Dataset entries for page text

○ ○ ○ ○ ○ ○ ○

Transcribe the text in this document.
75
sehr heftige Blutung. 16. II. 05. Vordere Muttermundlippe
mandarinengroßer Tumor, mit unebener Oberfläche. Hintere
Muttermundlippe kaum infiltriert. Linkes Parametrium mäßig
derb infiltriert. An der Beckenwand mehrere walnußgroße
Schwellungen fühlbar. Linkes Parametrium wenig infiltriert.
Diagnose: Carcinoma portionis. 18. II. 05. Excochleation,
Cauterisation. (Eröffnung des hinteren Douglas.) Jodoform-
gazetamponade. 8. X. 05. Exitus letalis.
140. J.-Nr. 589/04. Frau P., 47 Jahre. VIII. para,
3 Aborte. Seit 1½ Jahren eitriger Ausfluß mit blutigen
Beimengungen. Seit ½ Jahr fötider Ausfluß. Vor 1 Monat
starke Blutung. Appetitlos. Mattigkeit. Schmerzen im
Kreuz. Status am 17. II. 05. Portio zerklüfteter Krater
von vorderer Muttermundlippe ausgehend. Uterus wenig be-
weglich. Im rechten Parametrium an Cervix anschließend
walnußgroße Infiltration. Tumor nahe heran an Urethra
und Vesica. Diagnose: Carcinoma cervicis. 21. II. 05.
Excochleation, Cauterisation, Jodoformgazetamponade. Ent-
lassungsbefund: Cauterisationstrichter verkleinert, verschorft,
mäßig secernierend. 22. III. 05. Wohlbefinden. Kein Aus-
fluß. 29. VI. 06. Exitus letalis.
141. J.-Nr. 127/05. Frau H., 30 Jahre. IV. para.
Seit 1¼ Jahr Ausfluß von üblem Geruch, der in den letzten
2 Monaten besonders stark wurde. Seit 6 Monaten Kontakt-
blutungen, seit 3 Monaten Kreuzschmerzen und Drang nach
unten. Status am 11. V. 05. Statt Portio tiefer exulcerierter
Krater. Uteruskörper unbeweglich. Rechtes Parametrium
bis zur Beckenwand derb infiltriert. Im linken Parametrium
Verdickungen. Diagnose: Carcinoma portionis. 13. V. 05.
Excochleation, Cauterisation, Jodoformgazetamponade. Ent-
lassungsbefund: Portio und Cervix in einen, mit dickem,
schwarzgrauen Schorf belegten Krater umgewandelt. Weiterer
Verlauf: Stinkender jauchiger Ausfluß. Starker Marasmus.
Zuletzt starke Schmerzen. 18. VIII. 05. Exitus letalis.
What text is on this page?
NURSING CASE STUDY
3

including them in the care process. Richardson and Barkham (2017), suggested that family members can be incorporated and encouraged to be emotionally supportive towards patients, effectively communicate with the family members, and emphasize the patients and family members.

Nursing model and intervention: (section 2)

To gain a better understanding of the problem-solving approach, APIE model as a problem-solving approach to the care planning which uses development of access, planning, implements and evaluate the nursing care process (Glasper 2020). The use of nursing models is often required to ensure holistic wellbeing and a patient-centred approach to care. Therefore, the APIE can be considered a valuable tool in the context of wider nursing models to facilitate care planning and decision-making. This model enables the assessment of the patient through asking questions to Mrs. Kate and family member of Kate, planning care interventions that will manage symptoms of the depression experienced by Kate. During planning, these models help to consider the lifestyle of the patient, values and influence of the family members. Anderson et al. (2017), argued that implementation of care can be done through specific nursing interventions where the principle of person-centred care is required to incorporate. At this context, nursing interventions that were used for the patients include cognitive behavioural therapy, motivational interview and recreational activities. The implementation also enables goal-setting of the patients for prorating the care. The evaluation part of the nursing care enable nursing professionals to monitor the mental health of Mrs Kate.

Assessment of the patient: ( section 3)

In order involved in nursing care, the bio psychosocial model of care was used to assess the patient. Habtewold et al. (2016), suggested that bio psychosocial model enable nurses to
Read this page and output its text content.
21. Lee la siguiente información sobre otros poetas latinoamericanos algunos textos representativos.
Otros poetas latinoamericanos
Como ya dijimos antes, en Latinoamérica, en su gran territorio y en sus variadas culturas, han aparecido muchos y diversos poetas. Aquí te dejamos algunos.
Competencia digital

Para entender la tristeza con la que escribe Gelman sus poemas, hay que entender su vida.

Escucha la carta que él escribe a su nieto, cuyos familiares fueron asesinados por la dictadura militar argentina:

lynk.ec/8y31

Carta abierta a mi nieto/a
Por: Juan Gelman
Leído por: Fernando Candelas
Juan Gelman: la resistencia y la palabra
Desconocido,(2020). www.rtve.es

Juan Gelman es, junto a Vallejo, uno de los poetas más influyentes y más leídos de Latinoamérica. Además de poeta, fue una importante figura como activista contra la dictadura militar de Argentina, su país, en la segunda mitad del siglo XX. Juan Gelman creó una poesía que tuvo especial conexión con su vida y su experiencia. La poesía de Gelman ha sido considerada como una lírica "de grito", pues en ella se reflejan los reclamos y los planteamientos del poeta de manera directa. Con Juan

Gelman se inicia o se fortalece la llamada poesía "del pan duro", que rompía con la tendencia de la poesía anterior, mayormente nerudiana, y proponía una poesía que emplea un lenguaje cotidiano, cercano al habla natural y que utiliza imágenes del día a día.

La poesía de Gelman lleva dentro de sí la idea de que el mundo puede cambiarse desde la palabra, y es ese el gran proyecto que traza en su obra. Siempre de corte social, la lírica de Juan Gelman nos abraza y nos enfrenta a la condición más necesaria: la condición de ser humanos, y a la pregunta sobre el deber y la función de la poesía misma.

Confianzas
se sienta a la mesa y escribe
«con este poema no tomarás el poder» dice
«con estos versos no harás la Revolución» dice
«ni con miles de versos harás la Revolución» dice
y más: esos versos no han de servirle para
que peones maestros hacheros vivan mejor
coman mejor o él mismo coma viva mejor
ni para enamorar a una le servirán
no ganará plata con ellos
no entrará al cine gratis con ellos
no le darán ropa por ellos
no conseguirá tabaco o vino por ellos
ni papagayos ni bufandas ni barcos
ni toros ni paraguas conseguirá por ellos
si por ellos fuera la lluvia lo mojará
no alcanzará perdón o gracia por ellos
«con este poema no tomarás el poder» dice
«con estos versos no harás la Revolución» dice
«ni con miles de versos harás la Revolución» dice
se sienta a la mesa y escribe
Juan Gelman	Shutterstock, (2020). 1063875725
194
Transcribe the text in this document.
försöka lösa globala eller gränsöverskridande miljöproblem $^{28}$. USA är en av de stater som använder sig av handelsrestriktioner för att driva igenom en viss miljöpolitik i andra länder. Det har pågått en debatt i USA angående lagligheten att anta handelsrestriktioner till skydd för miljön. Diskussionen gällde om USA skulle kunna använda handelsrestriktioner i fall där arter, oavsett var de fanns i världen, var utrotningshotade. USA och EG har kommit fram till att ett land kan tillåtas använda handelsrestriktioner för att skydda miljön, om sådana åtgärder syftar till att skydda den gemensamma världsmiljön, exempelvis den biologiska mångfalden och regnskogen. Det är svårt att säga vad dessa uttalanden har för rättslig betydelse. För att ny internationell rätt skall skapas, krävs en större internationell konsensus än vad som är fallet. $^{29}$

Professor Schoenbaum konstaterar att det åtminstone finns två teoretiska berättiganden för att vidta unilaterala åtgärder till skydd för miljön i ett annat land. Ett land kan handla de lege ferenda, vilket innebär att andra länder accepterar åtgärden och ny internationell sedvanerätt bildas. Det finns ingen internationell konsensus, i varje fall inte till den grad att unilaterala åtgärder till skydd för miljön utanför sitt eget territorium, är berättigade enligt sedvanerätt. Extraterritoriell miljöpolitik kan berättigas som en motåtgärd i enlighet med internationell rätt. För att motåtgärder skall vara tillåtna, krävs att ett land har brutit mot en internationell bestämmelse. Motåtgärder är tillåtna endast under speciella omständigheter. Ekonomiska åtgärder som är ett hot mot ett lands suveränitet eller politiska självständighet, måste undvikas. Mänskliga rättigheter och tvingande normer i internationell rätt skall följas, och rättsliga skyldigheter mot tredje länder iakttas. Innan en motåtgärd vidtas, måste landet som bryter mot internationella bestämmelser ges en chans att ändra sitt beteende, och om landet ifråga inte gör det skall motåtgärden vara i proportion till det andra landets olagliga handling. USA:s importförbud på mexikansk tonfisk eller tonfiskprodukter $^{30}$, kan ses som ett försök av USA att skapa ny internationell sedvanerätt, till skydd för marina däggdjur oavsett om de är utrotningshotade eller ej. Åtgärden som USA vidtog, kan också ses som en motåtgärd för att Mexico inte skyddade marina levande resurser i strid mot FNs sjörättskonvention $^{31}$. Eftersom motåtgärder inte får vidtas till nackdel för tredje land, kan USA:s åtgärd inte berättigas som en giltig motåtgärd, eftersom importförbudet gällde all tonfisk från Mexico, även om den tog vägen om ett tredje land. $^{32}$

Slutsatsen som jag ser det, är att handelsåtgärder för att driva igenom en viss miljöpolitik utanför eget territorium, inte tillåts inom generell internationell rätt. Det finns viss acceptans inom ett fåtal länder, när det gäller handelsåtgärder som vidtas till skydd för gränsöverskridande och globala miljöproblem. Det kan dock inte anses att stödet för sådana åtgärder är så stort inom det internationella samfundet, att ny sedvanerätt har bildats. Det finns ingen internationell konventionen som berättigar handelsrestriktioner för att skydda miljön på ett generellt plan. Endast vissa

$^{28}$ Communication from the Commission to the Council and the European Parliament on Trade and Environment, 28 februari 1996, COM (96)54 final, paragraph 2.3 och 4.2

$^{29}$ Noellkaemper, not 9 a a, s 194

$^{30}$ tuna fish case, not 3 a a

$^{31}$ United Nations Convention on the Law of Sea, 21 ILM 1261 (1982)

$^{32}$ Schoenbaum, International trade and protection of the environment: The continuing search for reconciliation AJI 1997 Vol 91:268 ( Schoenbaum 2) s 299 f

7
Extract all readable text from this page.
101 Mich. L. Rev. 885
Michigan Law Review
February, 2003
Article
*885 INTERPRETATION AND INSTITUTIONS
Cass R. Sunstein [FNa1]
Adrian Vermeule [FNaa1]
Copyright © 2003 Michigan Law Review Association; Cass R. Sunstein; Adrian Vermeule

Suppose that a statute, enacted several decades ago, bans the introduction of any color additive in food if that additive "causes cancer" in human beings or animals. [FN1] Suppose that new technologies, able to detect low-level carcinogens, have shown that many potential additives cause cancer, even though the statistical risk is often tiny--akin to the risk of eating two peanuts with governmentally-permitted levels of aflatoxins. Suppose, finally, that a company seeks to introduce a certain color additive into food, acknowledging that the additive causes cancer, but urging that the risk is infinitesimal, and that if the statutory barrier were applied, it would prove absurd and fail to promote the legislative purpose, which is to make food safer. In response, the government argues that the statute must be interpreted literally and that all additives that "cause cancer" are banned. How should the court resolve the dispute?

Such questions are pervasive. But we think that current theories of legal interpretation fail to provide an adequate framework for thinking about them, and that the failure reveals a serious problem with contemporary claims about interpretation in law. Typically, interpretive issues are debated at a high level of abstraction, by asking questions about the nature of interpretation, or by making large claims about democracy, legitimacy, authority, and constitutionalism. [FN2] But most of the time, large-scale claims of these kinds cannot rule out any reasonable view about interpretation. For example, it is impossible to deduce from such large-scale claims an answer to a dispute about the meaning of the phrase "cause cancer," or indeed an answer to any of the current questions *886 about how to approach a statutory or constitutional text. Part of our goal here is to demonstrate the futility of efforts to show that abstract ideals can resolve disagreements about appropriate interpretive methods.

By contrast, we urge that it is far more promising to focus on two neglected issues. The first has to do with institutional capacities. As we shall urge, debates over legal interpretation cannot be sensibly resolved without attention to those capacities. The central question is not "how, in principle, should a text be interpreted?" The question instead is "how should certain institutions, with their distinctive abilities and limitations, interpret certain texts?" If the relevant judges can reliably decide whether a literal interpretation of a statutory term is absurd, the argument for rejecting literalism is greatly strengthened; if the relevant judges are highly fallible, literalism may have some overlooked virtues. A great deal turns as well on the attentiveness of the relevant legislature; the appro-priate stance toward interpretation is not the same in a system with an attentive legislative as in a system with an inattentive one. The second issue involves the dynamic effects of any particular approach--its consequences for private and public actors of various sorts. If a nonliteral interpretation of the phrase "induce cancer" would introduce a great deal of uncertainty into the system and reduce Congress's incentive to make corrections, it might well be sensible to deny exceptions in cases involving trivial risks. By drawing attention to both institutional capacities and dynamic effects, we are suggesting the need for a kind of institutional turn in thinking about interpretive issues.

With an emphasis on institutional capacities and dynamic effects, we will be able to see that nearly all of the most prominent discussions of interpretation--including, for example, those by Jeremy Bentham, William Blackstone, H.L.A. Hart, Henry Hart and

○ ○ ○ ○ ○ ○ ○

### What this task involves
Of the lines in the data, report each one containing the string "from".

### Exercise solution
$^{28}$ Communication from the Commission to the Council and the European Parliament on Trade and Environment, 28 februari 1996, COM (96)54 final, paragraph 2.3 och 4.2
Extract all readable text from this page.
Such questions are pervasive. But we think that current theories of legal interpretation fail to provide an adequate framework for thinking about them, and that the failure reveals a serious problem with contemporary claims about interpretation in law. Typically, interpretive issues are debated at a high level of abstraction, by asking questions about the nature of interpretation, or by making large claims about democracy, legitimacy, authority, and constitutionalism. [FN2] But most of the time, large-scale claims of these kinds cannot rule out any reasonable view about interpretation. For example, it is impossible to deduce from such large-scale claims an answer to a dispute about the meaning of the phrase "cause cancer," or indeed an answer to any of the current questions *886 about how to approach a statutory or constitutional text. Part of our goal here is to demonstrate the futility of efforts to show that abstract ideals can resolve disagreements about appropriate interpretive methods.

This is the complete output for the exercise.